● WHAT NEEDS TO BE DONE: Your reply should be one number: the count of lines holding the word "xlabel".

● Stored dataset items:
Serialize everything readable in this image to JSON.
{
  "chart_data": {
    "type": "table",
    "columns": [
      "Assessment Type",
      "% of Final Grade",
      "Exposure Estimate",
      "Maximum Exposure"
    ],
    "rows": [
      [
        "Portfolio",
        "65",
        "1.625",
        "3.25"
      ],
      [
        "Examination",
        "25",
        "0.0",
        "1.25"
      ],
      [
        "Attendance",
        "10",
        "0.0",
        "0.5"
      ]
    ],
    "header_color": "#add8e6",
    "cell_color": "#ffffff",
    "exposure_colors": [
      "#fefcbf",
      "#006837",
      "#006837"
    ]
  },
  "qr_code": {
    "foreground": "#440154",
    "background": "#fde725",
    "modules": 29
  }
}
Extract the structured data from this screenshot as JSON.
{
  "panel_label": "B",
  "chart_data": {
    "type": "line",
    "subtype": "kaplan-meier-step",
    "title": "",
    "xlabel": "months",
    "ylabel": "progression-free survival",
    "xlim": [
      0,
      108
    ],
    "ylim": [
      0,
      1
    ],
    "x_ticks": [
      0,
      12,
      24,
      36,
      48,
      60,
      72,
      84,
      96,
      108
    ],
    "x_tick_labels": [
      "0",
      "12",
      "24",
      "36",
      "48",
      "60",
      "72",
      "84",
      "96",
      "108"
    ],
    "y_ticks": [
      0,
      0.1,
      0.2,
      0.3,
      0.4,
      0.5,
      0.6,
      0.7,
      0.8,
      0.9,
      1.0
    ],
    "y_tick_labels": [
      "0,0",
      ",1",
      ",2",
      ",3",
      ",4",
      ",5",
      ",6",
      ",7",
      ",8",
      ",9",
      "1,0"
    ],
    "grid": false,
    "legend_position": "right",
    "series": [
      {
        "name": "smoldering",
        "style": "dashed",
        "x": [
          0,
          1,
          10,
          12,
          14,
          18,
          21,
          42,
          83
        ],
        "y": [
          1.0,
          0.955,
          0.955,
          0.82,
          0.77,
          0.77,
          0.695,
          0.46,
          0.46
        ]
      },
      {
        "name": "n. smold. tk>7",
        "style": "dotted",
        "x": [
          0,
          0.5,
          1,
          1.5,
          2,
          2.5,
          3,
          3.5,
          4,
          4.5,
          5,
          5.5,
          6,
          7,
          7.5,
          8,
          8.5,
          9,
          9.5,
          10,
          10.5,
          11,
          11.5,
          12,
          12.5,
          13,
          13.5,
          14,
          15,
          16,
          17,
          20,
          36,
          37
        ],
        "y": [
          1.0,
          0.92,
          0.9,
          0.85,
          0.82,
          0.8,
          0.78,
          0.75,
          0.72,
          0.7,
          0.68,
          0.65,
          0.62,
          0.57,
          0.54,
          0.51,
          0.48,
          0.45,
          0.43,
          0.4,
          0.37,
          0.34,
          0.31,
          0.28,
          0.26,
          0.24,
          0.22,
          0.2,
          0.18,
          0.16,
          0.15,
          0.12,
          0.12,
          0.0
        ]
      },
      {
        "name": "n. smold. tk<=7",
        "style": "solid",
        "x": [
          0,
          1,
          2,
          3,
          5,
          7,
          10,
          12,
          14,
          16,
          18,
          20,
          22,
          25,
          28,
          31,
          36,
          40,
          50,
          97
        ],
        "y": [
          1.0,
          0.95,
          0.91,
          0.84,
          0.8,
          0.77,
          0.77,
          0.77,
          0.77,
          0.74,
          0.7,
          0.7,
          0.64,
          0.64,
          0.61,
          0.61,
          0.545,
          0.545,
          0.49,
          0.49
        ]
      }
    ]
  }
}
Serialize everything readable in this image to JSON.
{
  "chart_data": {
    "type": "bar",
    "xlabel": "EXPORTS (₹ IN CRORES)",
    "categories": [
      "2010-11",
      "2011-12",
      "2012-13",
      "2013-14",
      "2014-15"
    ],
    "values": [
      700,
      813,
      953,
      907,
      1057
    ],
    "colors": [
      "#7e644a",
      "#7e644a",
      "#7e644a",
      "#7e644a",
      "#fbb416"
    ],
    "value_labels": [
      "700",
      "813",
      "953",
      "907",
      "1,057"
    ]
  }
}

● ANSWER FOR THIS EXERCISE: 2